- [Short task]
Look through the entries below and count the lines with the word "similarity" in them; give only the number.

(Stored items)
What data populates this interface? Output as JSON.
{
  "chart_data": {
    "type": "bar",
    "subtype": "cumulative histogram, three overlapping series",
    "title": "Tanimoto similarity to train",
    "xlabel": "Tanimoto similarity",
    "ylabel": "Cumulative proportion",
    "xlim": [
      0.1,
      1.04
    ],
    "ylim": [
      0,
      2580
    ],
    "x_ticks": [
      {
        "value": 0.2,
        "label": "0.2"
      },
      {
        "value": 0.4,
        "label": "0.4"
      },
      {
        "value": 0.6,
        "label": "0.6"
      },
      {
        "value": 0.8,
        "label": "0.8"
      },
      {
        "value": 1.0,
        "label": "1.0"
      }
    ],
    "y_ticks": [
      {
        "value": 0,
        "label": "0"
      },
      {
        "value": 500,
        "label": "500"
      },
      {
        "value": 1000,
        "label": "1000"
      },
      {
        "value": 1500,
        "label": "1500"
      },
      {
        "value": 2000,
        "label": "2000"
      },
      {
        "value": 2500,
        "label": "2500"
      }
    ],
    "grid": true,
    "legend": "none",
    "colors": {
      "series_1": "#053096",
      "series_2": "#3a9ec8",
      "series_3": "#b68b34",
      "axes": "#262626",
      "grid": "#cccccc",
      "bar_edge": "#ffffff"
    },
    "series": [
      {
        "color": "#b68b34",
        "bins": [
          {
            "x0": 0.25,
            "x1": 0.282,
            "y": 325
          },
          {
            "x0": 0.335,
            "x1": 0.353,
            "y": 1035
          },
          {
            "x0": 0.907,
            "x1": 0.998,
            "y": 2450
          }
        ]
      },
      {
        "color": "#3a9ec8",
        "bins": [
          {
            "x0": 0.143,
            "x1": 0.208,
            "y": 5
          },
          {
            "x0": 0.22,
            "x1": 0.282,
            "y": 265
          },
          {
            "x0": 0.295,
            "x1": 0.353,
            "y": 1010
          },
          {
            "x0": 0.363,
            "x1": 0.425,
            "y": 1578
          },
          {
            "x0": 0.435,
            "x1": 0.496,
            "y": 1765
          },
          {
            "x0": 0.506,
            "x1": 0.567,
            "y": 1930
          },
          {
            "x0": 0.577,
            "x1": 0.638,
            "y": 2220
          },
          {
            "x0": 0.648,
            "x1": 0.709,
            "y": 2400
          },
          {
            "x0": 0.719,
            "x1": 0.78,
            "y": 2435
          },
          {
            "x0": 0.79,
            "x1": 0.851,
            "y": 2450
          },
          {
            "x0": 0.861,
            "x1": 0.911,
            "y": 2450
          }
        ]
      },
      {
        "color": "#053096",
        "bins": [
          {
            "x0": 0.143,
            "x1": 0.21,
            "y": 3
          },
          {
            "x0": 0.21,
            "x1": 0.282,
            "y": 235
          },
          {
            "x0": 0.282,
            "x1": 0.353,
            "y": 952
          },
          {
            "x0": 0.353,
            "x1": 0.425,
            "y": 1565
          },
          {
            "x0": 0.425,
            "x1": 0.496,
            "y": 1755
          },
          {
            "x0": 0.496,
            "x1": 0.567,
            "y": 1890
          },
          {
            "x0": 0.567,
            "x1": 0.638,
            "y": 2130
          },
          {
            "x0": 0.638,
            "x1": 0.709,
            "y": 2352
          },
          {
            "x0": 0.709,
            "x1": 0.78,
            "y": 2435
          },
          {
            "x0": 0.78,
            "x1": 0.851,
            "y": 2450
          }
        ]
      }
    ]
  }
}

- [Worked solution]
2